- _Instruction_: Check each line of the material below for "belt", then copy the ones that contain it.

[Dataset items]
____
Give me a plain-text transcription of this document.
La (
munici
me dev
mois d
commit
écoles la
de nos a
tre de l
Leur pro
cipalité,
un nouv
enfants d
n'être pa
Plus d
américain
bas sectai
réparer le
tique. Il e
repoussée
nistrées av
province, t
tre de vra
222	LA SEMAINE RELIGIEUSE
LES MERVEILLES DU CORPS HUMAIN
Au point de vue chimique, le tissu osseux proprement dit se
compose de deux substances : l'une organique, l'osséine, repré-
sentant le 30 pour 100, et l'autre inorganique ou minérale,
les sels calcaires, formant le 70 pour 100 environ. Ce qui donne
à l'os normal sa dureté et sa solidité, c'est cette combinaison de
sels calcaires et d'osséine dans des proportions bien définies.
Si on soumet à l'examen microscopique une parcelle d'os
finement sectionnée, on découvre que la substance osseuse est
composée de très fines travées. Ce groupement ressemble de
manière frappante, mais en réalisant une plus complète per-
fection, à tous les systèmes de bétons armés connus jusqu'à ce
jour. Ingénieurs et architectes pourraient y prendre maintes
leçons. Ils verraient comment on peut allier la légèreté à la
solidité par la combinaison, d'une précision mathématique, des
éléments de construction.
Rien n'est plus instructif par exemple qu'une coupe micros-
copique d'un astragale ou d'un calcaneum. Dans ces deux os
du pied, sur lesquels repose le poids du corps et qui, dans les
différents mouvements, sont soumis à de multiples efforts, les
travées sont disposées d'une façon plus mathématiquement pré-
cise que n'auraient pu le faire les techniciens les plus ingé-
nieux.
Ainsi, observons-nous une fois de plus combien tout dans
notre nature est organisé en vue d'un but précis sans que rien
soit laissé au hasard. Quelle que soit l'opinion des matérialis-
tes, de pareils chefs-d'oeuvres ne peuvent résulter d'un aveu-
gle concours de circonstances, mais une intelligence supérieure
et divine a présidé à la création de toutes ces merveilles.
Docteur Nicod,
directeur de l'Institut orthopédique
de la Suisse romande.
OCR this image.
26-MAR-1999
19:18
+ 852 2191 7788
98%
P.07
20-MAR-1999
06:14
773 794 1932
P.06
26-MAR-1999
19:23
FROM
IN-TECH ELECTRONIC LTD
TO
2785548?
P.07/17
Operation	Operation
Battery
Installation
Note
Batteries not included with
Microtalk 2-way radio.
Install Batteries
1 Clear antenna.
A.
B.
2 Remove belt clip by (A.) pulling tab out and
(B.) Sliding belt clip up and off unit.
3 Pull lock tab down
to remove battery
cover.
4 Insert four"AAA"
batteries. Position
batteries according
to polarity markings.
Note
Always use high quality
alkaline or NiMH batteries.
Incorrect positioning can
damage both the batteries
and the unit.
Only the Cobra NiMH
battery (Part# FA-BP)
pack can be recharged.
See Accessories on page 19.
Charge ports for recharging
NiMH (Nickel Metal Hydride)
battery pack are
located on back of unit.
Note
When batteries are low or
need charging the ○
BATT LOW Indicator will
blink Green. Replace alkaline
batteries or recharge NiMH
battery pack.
____
- _Final result_:
2 Remove belt clip by (A.) pulling tab out and
(B.) Sliding belt clip up and off unit.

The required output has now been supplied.